■ Work to be completed ■
Check each line of the listing, and copy it if it contains the word "heights".

■ Given records ■
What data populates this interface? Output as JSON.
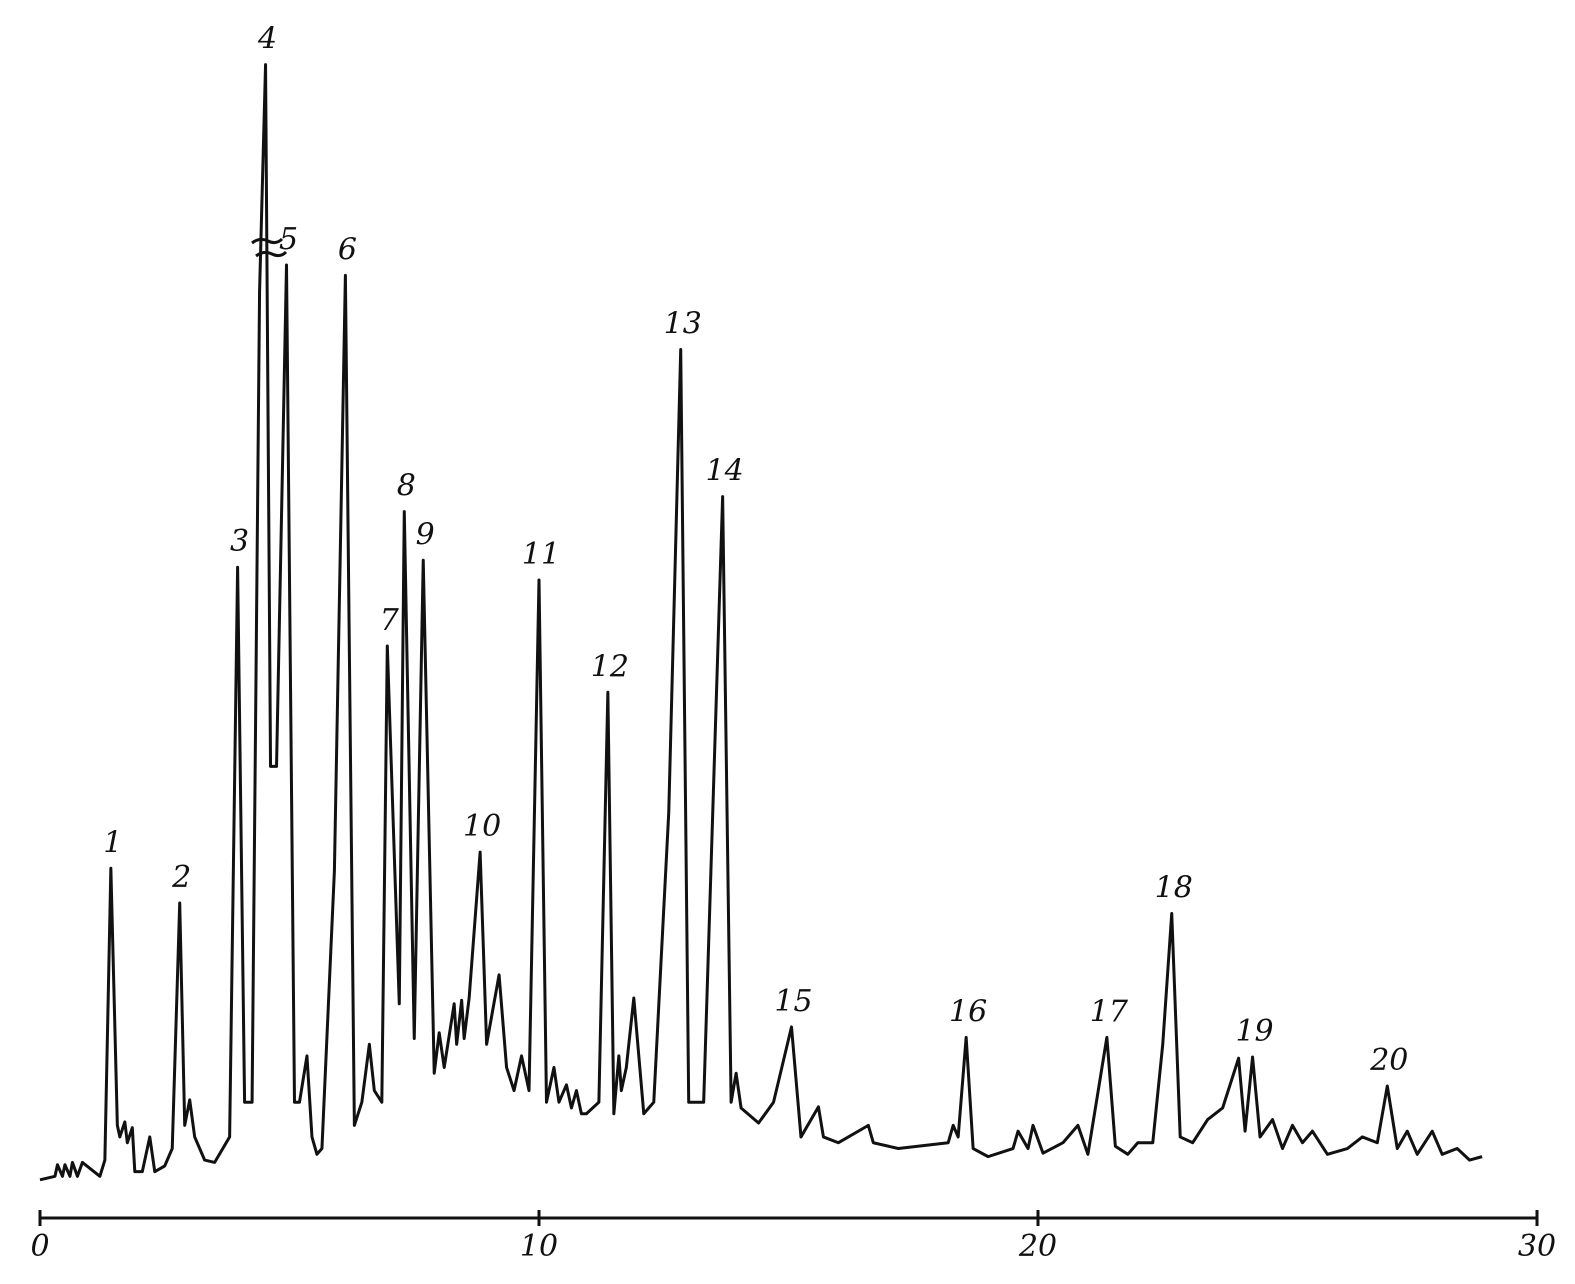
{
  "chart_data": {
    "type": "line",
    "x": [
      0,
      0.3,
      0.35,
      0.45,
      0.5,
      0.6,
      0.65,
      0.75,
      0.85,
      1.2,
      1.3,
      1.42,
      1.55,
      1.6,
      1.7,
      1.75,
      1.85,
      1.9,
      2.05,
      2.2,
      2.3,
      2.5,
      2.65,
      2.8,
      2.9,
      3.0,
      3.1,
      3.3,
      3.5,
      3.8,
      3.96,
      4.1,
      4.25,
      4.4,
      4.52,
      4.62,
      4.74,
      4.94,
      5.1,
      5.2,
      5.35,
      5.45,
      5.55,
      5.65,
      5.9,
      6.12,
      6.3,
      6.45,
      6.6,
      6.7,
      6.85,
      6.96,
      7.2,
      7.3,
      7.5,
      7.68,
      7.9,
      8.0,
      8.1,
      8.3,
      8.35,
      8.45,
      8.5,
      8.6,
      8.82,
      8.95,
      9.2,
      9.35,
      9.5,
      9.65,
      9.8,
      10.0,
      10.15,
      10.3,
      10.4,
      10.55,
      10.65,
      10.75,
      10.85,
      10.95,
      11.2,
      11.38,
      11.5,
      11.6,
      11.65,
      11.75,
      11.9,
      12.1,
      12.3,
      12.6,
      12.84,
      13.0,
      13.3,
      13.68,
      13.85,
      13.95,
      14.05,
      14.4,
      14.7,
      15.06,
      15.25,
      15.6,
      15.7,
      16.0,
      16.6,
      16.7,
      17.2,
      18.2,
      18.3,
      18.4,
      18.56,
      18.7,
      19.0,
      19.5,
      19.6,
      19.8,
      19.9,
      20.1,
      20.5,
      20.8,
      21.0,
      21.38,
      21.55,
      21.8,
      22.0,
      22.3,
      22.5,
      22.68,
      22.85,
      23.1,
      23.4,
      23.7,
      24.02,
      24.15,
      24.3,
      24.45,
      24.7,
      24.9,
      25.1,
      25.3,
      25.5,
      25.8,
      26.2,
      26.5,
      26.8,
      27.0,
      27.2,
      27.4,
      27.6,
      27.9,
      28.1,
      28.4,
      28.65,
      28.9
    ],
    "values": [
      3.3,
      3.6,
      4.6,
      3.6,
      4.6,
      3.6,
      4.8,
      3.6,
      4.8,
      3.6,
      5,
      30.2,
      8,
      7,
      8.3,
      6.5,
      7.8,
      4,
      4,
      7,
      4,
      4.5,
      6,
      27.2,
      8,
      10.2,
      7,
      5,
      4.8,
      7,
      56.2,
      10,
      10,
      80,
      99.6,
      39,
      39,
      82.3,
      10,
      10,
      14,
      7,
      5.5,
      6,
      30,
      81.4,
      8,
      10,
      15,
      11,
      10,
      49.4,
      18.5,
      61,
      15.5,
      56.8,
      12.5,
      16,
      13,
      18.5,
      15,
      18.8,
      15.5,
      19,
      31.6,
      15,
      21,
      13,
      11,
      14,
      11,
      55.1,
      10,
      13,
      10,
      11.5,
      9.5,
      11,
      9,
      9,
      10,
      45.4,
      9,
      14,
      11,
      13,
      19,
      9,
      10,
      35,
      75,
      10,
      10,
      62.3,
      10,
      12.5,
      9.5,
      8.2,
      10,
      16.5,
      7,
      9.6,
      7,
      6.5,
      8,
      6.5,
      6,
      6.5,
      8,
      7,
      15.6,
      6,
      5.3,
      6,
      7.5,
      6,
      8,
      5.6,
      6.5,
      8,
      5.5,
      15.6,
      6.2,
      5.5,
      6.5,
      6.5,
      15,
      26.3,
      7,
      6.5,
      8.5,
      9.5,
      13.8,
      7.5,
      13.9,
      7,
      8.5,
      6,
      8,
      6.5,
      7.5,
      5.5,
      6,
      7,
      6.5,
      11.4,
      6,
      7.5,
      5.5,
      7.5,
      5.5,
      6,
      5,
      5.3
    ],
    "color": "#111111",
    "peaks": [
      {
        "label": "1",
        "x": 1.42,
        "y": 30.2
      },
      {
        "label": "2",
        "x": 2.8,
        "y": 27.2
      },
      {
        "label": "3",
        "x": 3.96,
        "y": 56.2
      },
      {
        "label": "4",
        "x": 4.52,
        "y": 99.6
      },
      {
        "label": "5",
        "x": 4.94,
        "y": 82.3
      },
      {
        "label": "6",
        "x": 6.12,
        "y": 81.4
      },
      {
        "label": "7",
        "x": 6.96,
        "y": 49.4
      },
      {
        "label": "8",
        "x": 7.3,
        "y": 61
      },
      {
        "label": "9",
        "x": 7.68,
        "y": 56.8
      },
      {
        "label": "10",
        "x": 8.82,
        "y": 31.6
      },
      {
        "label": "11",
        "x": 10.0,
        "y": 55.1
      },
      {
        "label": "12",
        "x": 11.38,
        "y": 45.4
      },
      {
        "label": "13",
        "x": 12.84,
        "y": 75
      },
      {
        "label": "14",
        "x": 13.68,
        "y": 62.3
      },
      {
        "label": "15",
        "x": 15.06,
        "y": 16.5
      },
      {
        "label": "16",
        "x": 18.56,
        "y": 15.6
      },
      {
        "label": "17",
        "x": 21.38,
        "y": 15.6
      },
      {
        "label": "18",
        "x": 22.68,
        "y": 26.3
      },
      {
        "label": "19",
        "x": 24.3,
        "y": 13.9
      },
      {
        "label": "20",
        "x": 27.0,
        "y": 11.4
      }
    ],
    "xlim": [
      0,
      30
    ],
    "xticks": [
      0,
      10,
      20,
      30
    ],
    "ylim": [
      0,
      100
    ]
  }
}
* * *
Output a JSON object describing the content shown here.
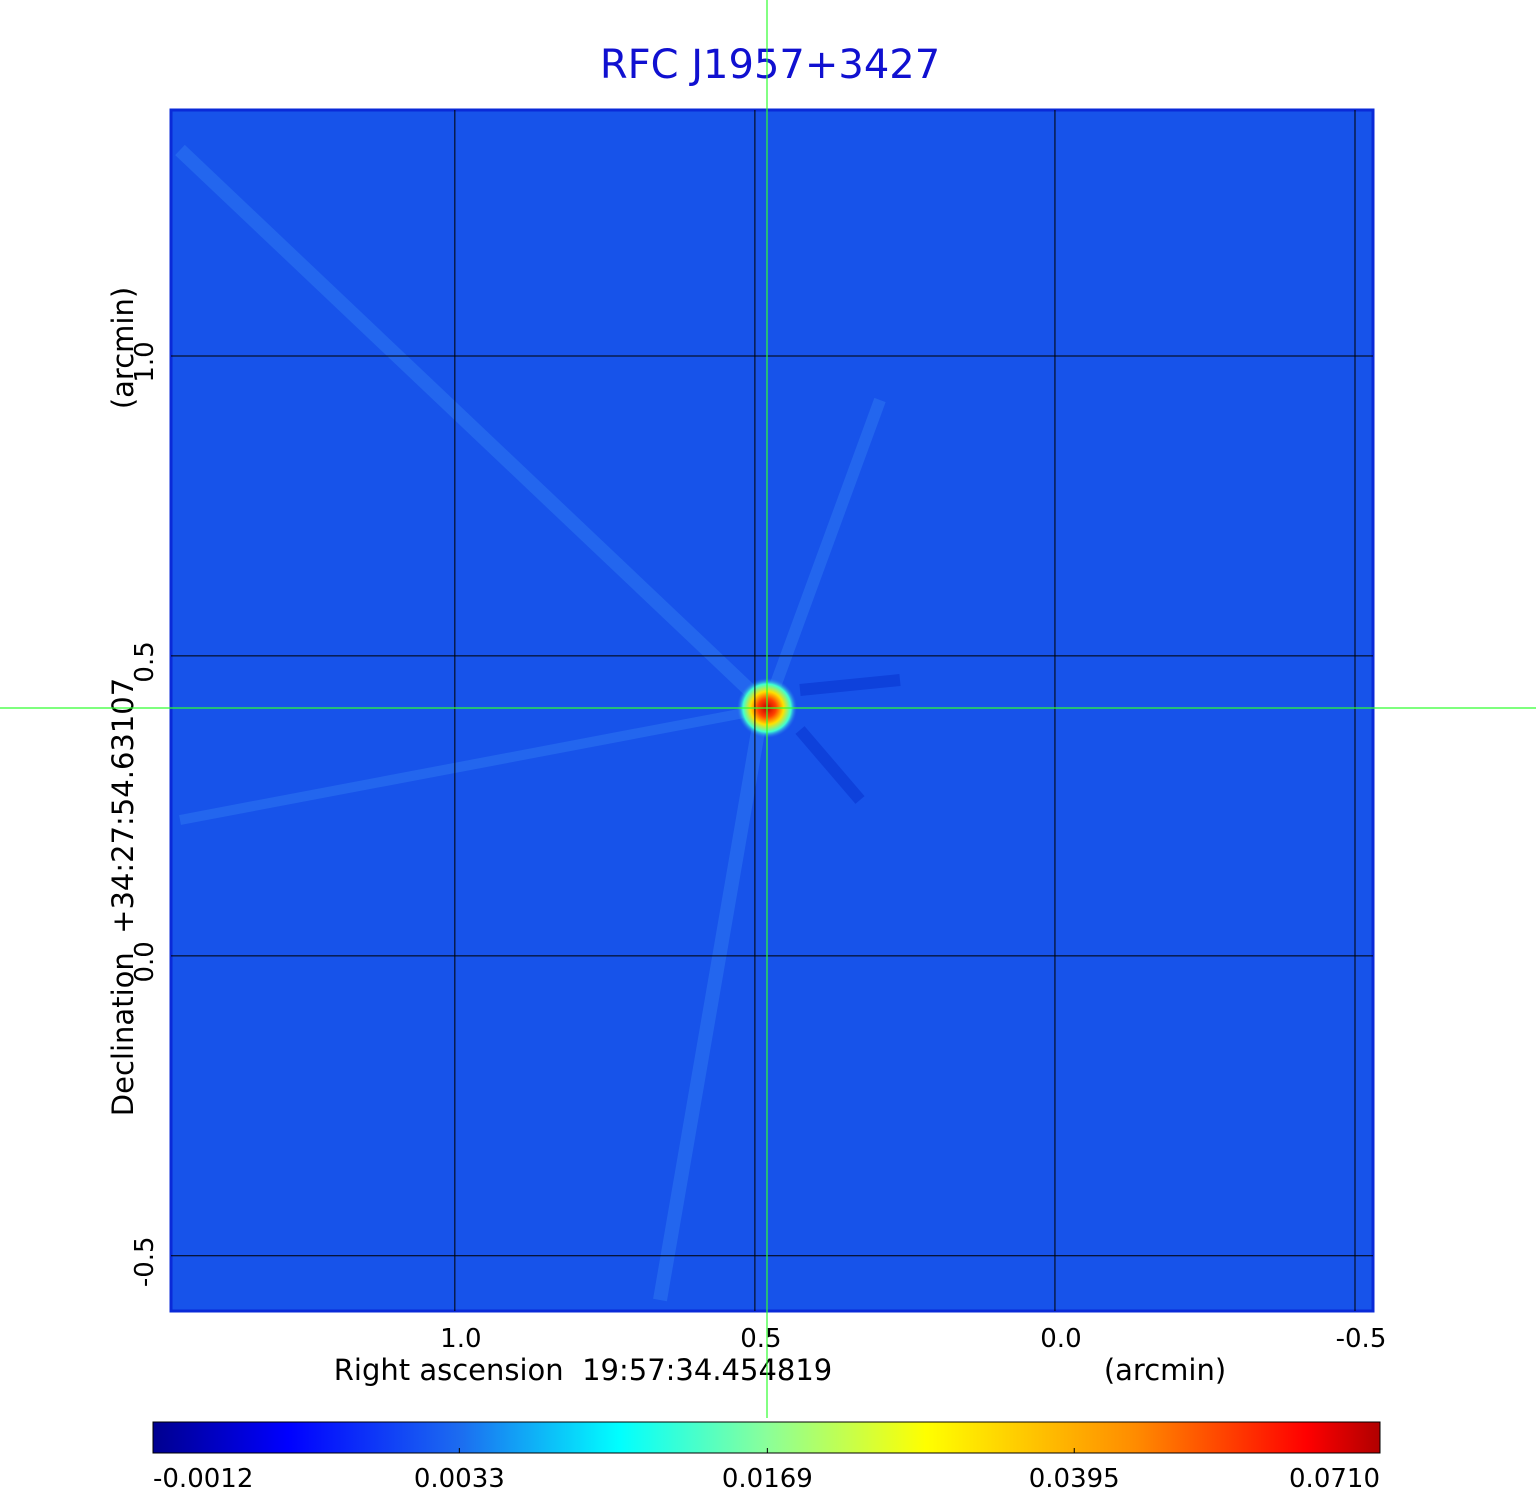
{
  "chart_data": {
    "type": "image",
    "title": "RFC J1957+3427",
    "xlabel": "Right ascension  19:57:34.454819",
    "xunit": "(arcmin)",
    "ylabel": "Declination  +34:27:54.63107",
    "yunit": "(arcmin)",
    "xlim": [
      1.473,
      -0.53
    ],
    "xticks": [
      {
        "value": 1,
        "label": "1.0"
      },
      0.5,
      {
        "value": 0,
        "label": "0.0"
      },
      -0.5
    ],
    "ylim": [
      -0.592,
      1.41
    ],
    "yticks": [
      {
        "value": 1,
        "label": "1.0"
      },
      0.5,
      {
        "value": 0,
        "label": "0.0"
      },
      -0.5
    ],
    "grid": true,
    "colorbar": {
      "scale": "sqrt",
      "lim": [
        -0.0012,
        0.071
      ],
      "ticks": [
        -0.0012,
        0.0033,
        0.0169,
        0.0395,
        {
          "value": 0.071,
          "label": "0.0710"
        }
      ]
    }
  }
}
==
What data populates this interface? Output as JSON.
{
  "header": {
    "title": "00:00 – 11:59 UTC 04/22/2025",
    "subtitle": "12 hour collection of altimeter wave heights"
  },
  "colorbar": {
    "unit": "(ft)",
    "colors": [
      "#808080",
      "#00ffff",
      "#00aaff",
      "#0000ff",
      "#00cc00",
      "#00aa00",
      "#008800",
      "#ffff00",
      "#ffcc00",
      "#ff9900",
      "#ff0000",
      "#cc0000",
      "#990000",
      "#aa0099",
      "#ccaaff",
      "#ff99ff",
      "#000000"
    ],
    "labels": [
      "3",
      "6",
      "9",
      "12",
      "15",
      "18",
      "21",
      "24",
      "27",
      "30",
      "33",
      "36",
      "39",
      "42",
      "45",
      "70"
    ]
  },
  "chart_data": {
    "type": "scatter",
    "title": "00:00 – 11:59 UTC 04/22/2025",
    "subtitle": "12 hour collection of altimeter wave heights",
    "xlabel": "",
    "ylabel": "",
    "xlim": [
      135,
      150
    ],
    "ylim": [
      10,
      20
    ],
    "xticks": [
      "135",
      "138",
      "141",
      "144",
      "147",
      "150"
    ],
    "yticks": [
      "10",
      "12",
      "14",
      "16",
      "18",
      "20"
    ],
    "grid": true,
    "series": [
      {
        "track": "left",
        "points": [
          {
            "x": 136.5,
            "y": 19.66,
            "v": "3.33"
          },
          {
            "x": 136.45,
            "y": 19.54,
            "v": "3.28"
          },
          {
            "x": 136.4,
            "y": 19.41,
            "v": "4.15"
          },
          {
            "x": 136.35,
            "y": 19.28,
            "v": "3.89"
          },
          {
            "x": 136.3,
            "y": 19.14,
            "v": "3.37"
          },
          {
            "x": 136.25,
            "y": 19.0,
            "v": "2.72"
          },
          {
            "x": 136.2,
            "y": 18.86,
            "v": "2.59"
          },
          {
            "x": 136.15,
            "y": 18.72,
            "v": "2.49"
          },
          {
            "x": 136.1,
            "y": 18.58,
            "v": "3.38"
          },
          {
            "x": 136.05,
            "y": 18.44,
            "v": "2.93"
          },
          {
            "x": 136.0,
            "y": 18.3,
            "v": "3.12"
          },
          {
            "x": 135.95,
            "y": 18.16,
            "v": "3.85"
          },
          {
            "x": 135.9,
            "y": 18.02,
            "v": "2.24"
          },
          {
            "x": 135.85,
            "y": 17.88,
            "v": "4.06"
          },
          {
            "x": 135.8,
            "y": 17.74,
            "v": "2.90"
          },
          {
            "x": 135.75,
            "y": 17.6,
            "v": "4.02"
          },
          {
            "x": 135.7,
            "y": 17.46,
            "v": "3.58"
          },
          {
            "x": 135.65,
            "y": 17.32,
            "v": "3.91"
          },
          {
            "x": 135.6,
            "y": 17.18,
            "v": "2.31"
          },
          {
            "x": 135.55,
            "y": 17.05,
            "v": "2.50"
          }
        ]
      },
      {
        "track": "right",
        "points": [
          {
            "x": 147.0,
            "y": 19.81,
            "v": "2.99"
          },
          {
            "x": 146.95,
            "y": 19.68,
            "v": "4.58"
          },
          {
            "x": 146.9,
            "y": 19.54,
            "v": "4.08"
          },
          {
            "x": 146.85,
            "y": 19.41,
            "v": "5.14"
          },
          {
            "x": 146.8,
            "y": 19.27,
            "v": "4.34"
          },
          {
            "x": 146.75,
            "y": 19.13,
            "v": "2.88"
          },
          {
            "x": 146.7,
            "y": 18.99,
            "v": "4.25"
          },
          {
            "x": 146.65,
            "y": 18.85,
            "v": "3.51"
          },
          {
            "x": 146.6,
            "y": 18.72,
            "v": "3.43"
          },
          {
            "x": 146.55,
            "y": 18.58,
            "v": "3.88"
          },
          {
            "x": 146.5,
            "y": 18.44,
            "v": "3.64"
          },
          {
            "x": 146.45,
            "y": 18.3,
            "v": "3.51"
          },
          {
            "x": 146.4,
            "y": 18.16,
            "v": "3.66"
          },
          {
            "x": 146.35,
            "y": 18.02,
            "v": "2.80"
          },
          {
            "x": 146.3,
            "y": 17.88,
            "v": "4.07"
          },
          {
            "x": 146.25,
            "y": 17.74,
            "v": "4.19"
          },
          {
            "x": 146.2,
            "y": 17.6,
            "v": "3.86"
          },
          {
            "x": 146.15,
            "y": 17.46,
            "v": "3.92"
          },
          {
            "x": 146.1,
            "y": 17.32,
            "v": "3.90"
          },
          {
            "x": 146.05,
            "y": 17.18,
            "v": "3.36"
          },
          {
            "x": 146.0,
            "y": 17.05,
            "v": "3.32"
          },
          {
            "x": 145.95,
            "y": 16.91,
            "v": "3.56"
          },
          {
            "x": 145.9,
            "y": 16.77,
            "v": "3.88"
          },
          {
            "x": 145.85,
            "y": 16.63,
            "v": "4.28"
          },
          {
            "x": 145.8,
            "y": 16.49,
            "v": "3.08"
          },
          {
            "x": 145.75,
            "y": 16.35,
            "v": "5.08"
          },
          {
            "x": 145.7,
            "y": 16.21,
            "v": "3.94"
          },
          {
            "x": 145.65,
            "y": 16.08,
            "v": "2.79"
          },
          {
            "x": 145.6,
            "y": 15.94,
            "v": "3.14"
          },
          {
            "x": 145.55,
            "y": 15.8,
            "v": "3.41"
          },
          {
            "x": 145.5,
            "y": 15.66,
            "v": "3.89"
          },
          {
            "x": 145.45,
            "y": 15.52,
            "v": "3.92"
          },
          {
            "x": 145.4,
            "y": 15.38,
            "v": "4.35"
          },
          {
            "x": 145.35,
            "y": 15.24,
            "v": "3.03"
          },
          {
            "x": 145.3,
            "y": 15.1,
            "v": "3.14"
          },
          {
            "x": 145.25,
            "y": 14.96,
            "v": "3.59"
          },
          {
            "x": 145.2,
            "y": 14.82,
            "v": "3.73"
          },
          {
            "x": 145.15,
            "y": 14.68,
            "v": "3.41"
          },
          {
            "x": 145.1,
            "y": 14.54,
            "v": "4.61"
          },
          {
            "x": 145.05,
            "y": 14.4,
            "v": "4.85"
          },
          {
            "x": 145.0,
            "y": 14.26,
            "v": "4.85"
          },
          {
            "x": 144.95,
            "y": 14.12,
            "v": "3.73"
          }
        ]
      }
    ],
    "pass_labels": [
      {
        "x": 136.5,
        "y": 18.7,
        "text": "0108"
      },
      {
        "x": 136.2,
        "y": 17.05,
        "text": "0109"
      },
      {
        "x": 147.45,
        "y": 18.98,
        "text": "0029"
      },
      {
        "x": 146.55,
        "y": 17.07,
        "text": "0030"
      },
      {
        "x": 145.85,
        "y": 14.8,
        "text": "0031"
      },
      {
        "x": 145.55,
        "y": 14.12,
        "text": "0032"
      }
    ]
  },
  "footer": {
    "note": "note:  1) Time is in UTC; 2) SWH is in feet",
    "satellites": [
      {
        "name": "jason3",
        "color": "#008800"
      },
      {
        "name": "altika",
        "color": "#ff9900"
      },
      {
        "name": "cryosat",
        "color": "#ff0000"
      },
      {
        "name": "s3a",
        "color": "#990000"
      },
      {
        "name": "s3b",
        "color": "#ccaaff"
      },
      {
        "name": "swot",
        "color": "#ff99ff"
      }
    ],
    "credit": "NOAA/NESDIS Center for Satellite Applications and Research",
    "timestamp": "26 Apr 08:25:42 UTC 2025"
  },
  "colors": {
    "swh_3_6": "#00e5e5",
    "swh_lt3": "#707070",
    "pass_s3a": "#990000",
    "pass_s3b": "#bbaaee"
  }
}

■ Written reply ■
    "subtitle": "12 hour collection of altimeter wave heights"
    "subtitle": "12 hour collection of altimeter wave heights",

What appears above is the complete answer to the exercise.